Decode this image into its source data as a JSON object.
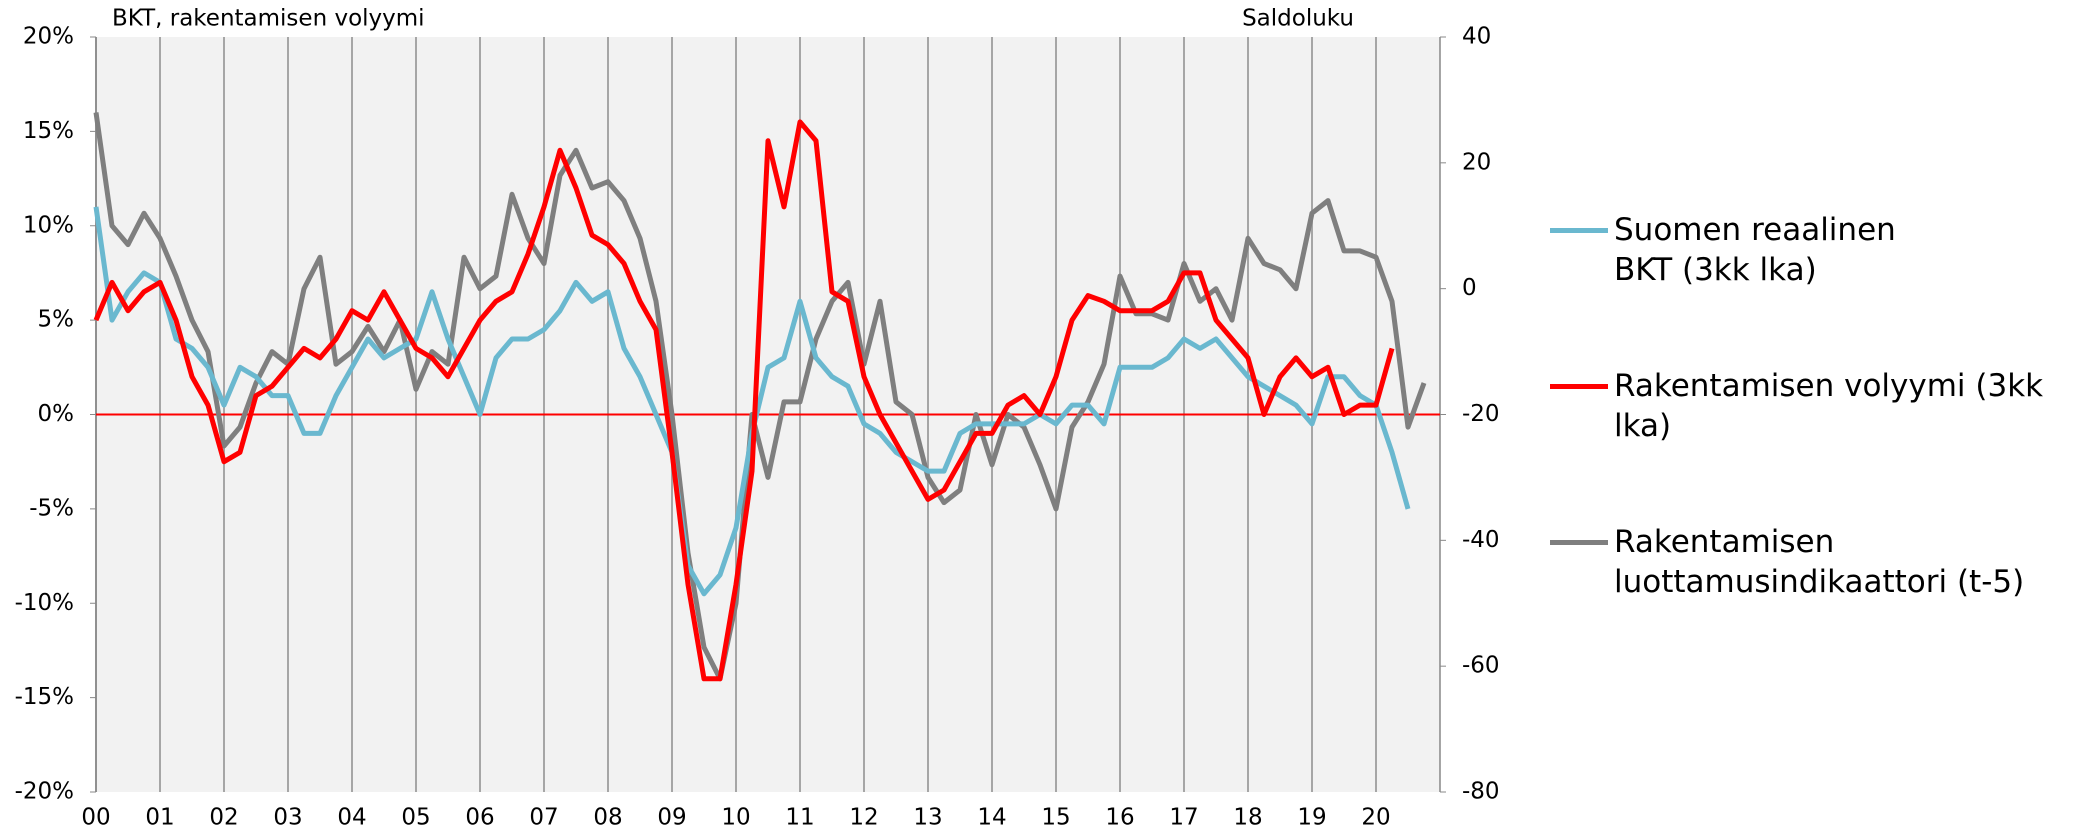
{
  "chart_data": {
    "type": "line",
    "y_label": "BKT, rakentamisen volyymi",
    "y2_label": "Saldoluku",
    "x": [
      0,
      0.25,
      0.5,
      0.75,
      1,
      1.25,
      1.5,
      1.75,
      2,
      2.25,
      2.5,
      2.75,
      3,
      3.25,
      3.5,
      3.75,
      4,
      4.25,
      4.5,
      4.75,
      5,
      5.25,
      5.5,
      5.75,
      6,
      6.25,
      6.5,
      6.75,
      7,
      7.25,
      7.5,
      7.75,
      8,
      8.25,
      8.5,
      8.75,
      9,
      9.25,
      9.5,
      9.75,
      10,
      10.25,
      10.5,
      10.75,
      11,
      11.25,
      11.5,
      11.75,
      12,
      12.25,
      12.5,
      12.75,
      13,
      13.25,
      13.5,
      13.75,
      14,
      14.25,
      14.5,
      14.75,
      15,
      15.25,
      15.5,
      15.75,
      16,
      16.25,
      16.5,
      16.75,
      17,
      17.25,
      17.5,
      17.75,
      18,
      18.25,
      18.5,
      18.75,
      19,
      19.25,
      19.5,
      19.75,
      20,
      20.25,
      20.5,
      20.75
    ],
    "xlim": [
      0,
      21
    ],
    "xticks": [
      {
        "value": 0,
        "label": "00"
      },
      {
        "value": 1,
        "label": "01"
      },
      {
        "value": 2,
        "label": "02"
      },
      {
        "value": 3,
        "label": "03"
      },
      {
        "value": 4,
        "label": "04"
      },
      {
        "value": 5,
        "label": "05"
      },
      {
        "value": 6,
        "label": "06"
      },
      {
        "value": 7,
        "label": "07"
      },
      {
        "value": 8,
        "label": "08"
      },
      {
        "value": 9,
        "label": "09"
      },
      {
        "value": 10,
        "label": "10"
      },
      {
        "value": 11,
        "label": "11"
      },
      {
        "value": 12,
        "label": "12"
      },
      {
        "value": 13,
        "label": "13"
      },
      {
        "value": 14,
        "label": "14"
      },
      {
        "value": 15,
        "label": "15"
      },
      {
        "value": 16,
        "label": "16"
      },
      {
        "value": 17,
        "label": "17"
      },
      {
        "value": 18,
        "label": "18"
      },
      {
        "value": 19,
        "label": "19"
      },
      {
        "value": 20,
        "label": "20"
      }
    ],
    "ylim": [
      -20,
      20
    ],
    "yticks": [
      {
        "value": -20,
        "label": "-20%"
      },
      {
        "value": -15,
        "label": "-15%"
      },
      {
        "value": -10,
        "label": "-10%"
      },
      {
        "value": -5,
        "label": "-5%"
      },
      {
        "value": 0,
        "label": "0%"
      },
      {
        "value": 5,
        "label": "5%"
      },
      {
        "value": 10,
        "label": "10%"
      },
      {
        "value": 15,
        "label": "15%"
      },
      {
        "value": 20,
        "label": "20%"
      }
    ],
    "y2lim": [
      -80,
      40
    ],
    "y2ticks": [
      -80,
      -60,
      -40,
      -20,
      0,
      20,
      40
    ],
    "grid": "x",
    "zero_line_color": "#ff0000",
    "plot_background": "#f2f2f2",
    "series": [
      {
        "name": "Suomen reaalinen BKT (3kk lka)",
        "color": "#6ab8cf",
        "values": [
          11,
          5,
          6.5,
          7.5,
          7,
          4,
          3.5,
          2.5,
          0.5,
          2.5,
          2,
          1,
          1,
          -1,
          -1,
          1,
          2.5,
          4,
          3,
          3.5,
          4,
          6.5,
          4,
          2,
          0,
          3,
          4,
          4,
          4.5,
          5.5,
          7,
          6,
          6.5,
          3.5,
          2,
          0,
          -2,
          -8,
          -9.5,
          -8.5,
          -6,
          -1,
          2.5,
          3,
          6,
          3,
          2,
          1.5,
          -0.5,
          -1,
          -2,
          -2.5,
          -3,
          -3,
          -1,
          -0.5,
          -0.5,
          -0.5,
          -0.5,
          0,
          -0.5,
          0.5,
          0.5,
          -0.5,
          2.5,
          2.5,
          2.5,
          3,
          4,
          3.5,
          4,
          3,
          2,
          1.5,
          1,
          0.5,
          -0.5,
          2,
          2,
          1,
          0.5,
          -2,
          -5,
          null
        ]
      },
      {
        "name": "Rakentamisen volyymi (3kk lka)",
        "color": "#ff0000",
        "values": [
          5,
          7,
          5.5,
          6.5,
          7,
          5,
          2,
          0.5,
          -2.5,
          -2,
          1,
          1.5,
          2.5,
          3.5,
          3,
          4,
          5.5,
          5,
          6.5,
          5,
          3.5,
          3,
          2,
          3.5,
          5,
          6,
          6.5,
          8.5,
          11,
          14,
          12,
          9.5,
          9,
          8,
          6,
          4.5,
          -2,
          -9,
          -14,
          -14,
          -9,
          -3,
          14.5,
          11,
          15.5,
          14.5,
          6.5,
          6,
          2,
          0,
          -1.5,
          -3,
          -4.5,
          -4,
          -2.5,
          -1,
          -1,
          0.5,
          1,
          0,
          2,
          5,
          6.3,
          6,
          5.5,
          5.5,
          5.5,
          6,
          7.5,
          7.5,
          5,
          4,
          3,
          0,
          2,
          3,
          2,
          2.5,
          0,
          0.5,
          0.5,
          3.5,
          null,
          null
        ]
      },
      {
        "name": "Rakentamisen luottamusindikaattori (t-5)",
        "color": "#7f7f7f",
        "axis": "y2",
        "values": [
          28,
          10,
          7,
          12,
          8,
          2,
          -5,
          -10,
          -25,
          -22,
          -15,
          -10,
          -12,
          0,
          5,
          -12,
          -10,
          -6,
          -10,
          -5,
          -16,
          -10,
          -12,
          5,
          0,
          2,
          15,
          8,
          4,
          18,
          22,
          16,
          17,
          14,
          8,
          -2,
          -20,
          -42,
          -57,
          -62,
          -50,
          -20,
          -30,
          -18,
          -18,
          -8,
          -2,
          1,
          -12,
          -2,
          -18,
          -20,
          -30,
          -34,
          -32,
          -20,
          -28,
          -20,
          -22,
          -28,
          -35,
          -22,
          -18,
          -12,
          2,
          -4,
          -4,
          -5,
          4,
          -2,
          0,
          -5,
          8,
          4,
          3,
          0,
          12,
          14,
          6,
          6,
          5,
          -2,
          -22,
          -15
        ]
      }
    ]
  }
}
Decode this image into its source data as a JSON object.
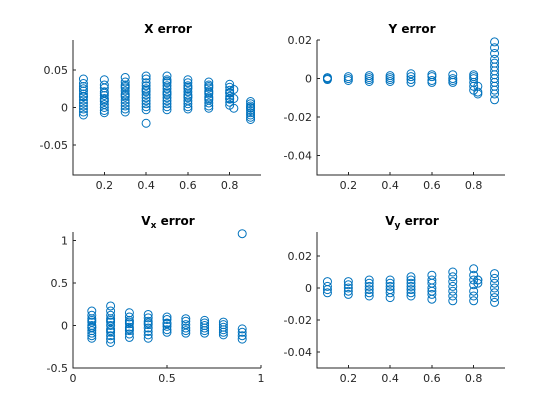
{
  "figure": {
    "background": "#ffffff",
    "marker_color": "#0072bd"
  },
  "chart_data": [
    {
      "type": "scatter",
      "title": "X error",
      "title_main": "X error",
      "title_sub": "",
      "title_tail": "",
      "xlim": [
        0.05,
        0.95
      ],
      "ylim": [
        -0.09,
        0.09
      ],
      "xticks": [
        0.2,
        0.4,
        0.6,
        0.8
      ],
      "xtick_labels": [
        "0.2",
        "0.4",
        "0.6",
        "0.8"
      ],
      "yticks": [
        0.05,
        0,
        -0.05
      ],
      "ytick_labels": [
        "0.05",
        "0",
        "-0.05"
      ],
      "xlabel": "",
      "ylabel": "",
      "marker": "open-circle",
      "series": [
        {
          "x": [
            0.1,
            0.1,
            0.1,
            0.1,
            0.1,
            0.1,
            0.1,
            0.1,
            0.1,
            0.1,
            0.1,
            0.1,
            0.1,
            0.1,
            0.2,
            0.2,
            0.2,
            0.2,
            0.2,
            0.2,
            0.2,
            0.2,
            0.2,
            0.2,
            0.2,
            0.2,
            0.2,
            0.3,
            0.3,
            0.3,
            0.3,
            0.3,
            0.3,
            0.3,
            0.3,
            0.3,
            0.3,
            0.3,
            0.3,
            0.3,
            0.3,
            0.4,
            0.4,
            0.4,
            0.4,
            0.4,
            0.4,
            0.4,
            0.4,
            0.4,
            0.4,
            0.4,
            0.4,
            0.4,
            0.4,
            0.5,
            0.5,
            0.5,
            0.5,
            0.5,
            0.5,
            0.5,
            0.5,
            0.5,
            0.5,
            0.5,
            0.5,
            0.5,
            0.5,
            0.6,
            0.6,
            0.6,
            0.6,
            0.6,
            0.6,
            0.6,
            0.6,
            0.6,
            0.6,
            0.6,
            0.6,
            0.6,
            0.7,
            0.7,
            0.7,
            0.7,
            0.7,
            0.7,
            0.7,
            0.7,
            0.7,
            0.7,
            0.7,
            0.7,
            0.7,
            0.8,
            0.8,
            0.8,
            0.8,
            0.8,
            0.8,
            0.8,
            0.8,
            0.8,
            0.8,
            0.82,
            0.82,
            0.82,
            0.9,
            0.9,
            0.9,
            0.9,
            0.9,
            0.9,
            0.9,
            0.9,
            0.9,
            0.9
          ],
          "y": [
            0.038,
            0.032,
            0.028,
            0.022,
            0.018,
            0.014,
            0.01,
            0.006,
            0.002,
            -0.002,
            -0.006,
            -0.01,
            0.025,
            0.015,
            0.037,
            0.03,
            0.026,
            0.021,
            0.016,
            0.012,
            0.008,
            0.004,
            0.0,
            -0.004,
            -0.007,
            0.019,
            0.01,
            0.04,
            0.034,
            0.03,
            0.026,
            0.022,
            0.018,
            0.014,
            0.01,
            0.006,
            0.002,
            -0.002,
            -0.006,
            0.028,
            0.016,
            0.042,
            0.038,
            0.033,
            0.029,
            0.025,
            0.021,
            0.017,
            0.013,
            0.009,
            0.005,
            0.001,
            -0.003,
            -0.021,
            0.023,
            0.042,
            0.037,
            0.033,
            0.029,
            0.025,
            0.021,
            0.017,
            0.013,
            0.009,
            0.005,
            0.001,
            -0.003,
            0.035,
            0.019,
            0.037,
            0.033,
            0.029,
            0.025,
            0.021,
            0.017,
            0.013,
            0.009,
            0.005,
            0.001,
            -0.002,
            0.027,
            0.015,
            0.034,
            0.03,
            0.026,
            0.022,
            0.018,
            0.014,
            0.01,
            0.006,
            0.002,
            -0.001,
            0.028,
            0.02,
            0.012,
            0.031,
            0.027,
            0.023,
            0.019,
            0.015,
            0.011,
            0.007,
            0.003,
            0.02,
            0.012,
            0.024,
            0.012,
            -0.001,
            0.008,
            0.005,
            0.002,
            -0.001,
            -0.004,
            -0.007,
            -0.01,
            -0.013,
            -0.016,
            0.0
          ]
        }
      ]
    },
    {
      "type": "scatter",
      "title": "Y error",
      "title_main": "Y error",
      "title_sub": "",
      "title_tail": "",
      "xlim": [
        0.05,
        0.95
      ],
      "ylim": [
        -0.05,
        0.02
      ],
      "xticks": [
        0.2,
        0.4,
        0.6,
        0.8
      ],
      "xtick_labels": [
        "0.2",
        "0.4",
        "0.6",
        "0.8"
      ],
      "yticks": [
        0.02,
        0,
        -0.02,
        -0.04
      ],
      "ytick_labels": [
        "0.02",
        "0",
        "-0.02",
        "-0.04"
      ],
      "xlabel": "",
      "ylabel": "",
      "marker": "open-circle",
      "series": [
        {
          "x": [
            0.1,
            0.1,
            0.1,
            0.2,
            0.2,
            0.2,
            0.3,
            0.3,
            0.3,
            0.3,
            0.4,
            0.4,
            0.4,
            0.4,
            0.5,
            0.5,
            0.5,
            0.5,
            0.6,
            0.6,
            0.6,
            0.6,
            0.7,
            0.7,
            0.7,
            0.7,
            0.8,
            0.8,
            0.8,
            0.8,
            0.8,
            0.8,
            0.82,
            0.82,
            0.82,
            0.9,
            0.9,
            0.9,
            0.9,
            0.9,
            0.9,
            0.9,
            0.9,
            0.9,
            0.9,
            0.9,
            0.9,
            0.9,
            0.9
          ],
          "y": [
            0.0005,
            0.0,
            -0.0005,
            0.001,
            0.0,
            -0.001,
            0.0015,
            0.0005,
            -0.0005,
            -0.0015,
            0.0015,
            0.0005,
            -0.0005,
            -0.0015,
            0.0025,
            0.001,
            -0.0005,
            -0.002,
            0.002,
            0.001,
            -0.001,
            -0.002,
            0.002,
            0.0,
            -0.002,
            -0.001,
            0.002,
            0.0,
            -0.002,
            -0.004,
            -0.006,
            0.001,
            -0.004,
            -0.007,
            -0.008,
            0.019,
            0.016,
            0.013,
            0.01,
            0.008,
            0.006,
            0.004,
            0.002,
            0.0,
            -0.002,
            -0.004,
            -0.006,
            -0.008,
            -0.011
          ]
        }
      ]
    },
    {
      "type": "scatter",
      "title": "Vx error",
      "title_main": "V",
      "title_sub": "x",
      "title_tail": " error",
      "xlim": [
        0,
        1
      ],
      "ylim": [
        -0.5,
        1.1
      ],
      "xticks": [
        0,
        0.5,
        1
      ],
      "xtick_labels": [
        "0",
        "0.5",
        "1"
      ],
      "yticks": [
        1,
        0.5,
        0,
        -0.5
      ],
      "ytick_labels": [
        "1",
        "0.5",
        "0",
        "-0.5"
      ],
      "xlabel": "",
      "ylabel": "",
      "marker": "open-circle",
      "series": [
        {
          "x": [
            0.1,
            0.1,
            0.1,
            0.1,
            0.1,
            0.1,
            0.1,
            0.1,
            0.1,
            0.1,
            0.1,
            0.1,
            0.2,
            0.2,
            0.2,
            0.2,
            0.2,
            0.2,
            0.2,
            0.2,
            0.2,
            0.2,
            0.2,
            0.2,
            0.2,
            0.3,
            0.3,
            0.3,
            0.3,
            0.3,
            0.3,
            0.3,
            0.3,
            0.3,
            0.3,
            0.4,
            0.4,
            0.4,
            0.4,
            0.4,
            0.4,
            0.4,
            0.4,
            0.4,
            0.5,
            0.5,
            0.5,
            0.5,
            0.5,
            0.5,
            0.5,
            0.6,
            0.6,
            0.6,
            0.6,
            0.6,
            0.6,
            0.7,
            0.7,
            0.7,
            0.7,
            0.7,
            0.7,
            0.8,
            0.8,
            0.8,
            0.8,
            0.8,
            0.8,
            0.9,
            0.9,
            0.9,
            0.9,
            0.9
          ],
          "y": [
            0.17,
            0.12,
            0.08,
            0.04,
            0.0,
            -0.03,
            -0.06,
            -0.09,
            -0.12,
            -0.15,
            0.06,
            -0.02,
            0.23,
            0.17,
            0.12,
            0.08,
            0.04,
            0.0,
            -0.04,
            -0.08,
            -0.12,
            -0.16,
            -0.2,
            0.06,
            -0.06,
            0.15,
            0.1,
            0.06,
            0.02,
            -0.02,
            -0.06,
            -0.1,
            -0.14,
            0.04,
            -0.04,
            0.13,
            0.09,
            0.05,
            0.01,
            -0.03,
            -0.07,
            -0.11,
            -0.15,
            0.03,
            0.1,
            0.07,
            0.03,
            -0.01,
            -0.05,
            -0.08,
            0.02,
            0.08,
            0.05,
            0.01,
            -0.03,
            -0.06,
            -0.09,
            0.06,
            0.03,
            0.0,
            -0.03,
            -0.06,
            -0.09,
            0.04,
            0.01,
            -0.02,
            -0.05,
            -0.08,
            -0.11,
            1.08,
            -0.04,
            -0.08,
            -0.12,
            -0.16
          ]
        }
      ]
    },
    {
      "type": "scatter",
      "title": "Vy error",
      "title_main": "V",
      "title_sub": "y",
      "title_tail": " error",
      "xlim": [
        0.05,
        0.95
      ],
      "ylim": [
        -0.05,
        0.035
      ],
      "xticks": [
        0.2,
        0.4,
        0.6,
        0.8
      ],
      "xtick_labels": [
        "0.2",
        "0.4",
        "0.6",
        "0.8"
      ],
      "yticks": [
        0.02,
        0,
        -0.02,
        -0.04
      ],
      "ytick_labels": [
        "0.02",
        "0",
        "-0.02",
        "-0.04"
      ],
      "xlabel": "",
      "ylabel": "",
      "marker": "open-circle",
      "series": [
        {
          "x": [
            0.1,
            0.1,
            0.1,
            0.1,
            0.2,
            0.2,
            0.2,
            0.2,
            0.2,
            0.3,
            0.3,
            0.3,
            0.3,
            0.3,
            0.3,
            0.4,
            0.4,
            0.4,
            0.4,
            0.4,
            0.4,
            0.5,
            0.5,
            0.5,
            0.5,
            0.5,
            0.5,
            0.5,
            0.6,
            0.6,
            0.6,
            0.6,
            0.6,
            0.6,
            0.6,
            0.7,
            0.7,
            0.7,
            0.7,
            0.7,
            0.7,
            0.7,
            0.8,
            0.8,
            0.8,
            0.8,
            0.8,
            0.8,
            0.8,
            0.82,
            0.82,
            0.82,
            0.9,
            0.9,
            0.9,
            0.9,
            0.9,
            0.9,
            0.9
          ],
          "y": [
            0.004,
            0.001,
            -0.001,
            -0.003,
            0.004,
            0.002,
            0.0,
            -0.002,
            -0.004,
            0.005,
            0.003,
            0.001,
            -0.001,
            -0.003,
            -0.005,
            0.005,
            0.003,
            0.001,
            -0.001,
            -0.003,
            -0.006,
            0.007,
            0.005,
            0.003,
            0.001,
            -0.001,
            -0.003,
            -0.005,
            0.008,
            0.005,
            0.003,
            0.0,
            -0.002,
            -0.004,
            -0.007,
            0.01,
            0.007,
            0.004,
            0.001,
            -0.002,
            -0.005,
            -0.008,
            0.012,
            0.008,
            0.005,
            0.002,
            -0.002,
            -0.005,
            -0.008,
            0.005,
            0.003,
            0.005,
            0.009,
            0.006,
            0.003,
            0.0,
            -0.003,
            -0.006,
            -0.009
          ]
        }
      ]
    }
  ]
}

☆ ☆ ☆ ☆ ☆

**EXERCISE DESCRIPTION:**
Pick out each line that holds the string "error".

**FULL ANSWER:**
      "title": "X error",
      "title_main": "X error",
      "title": "Y error",
      "title_main": "Y error",
      "title": "Vx error",
      "title_tail": " error",
      "title": "Vy error",
      "title_tail": " error",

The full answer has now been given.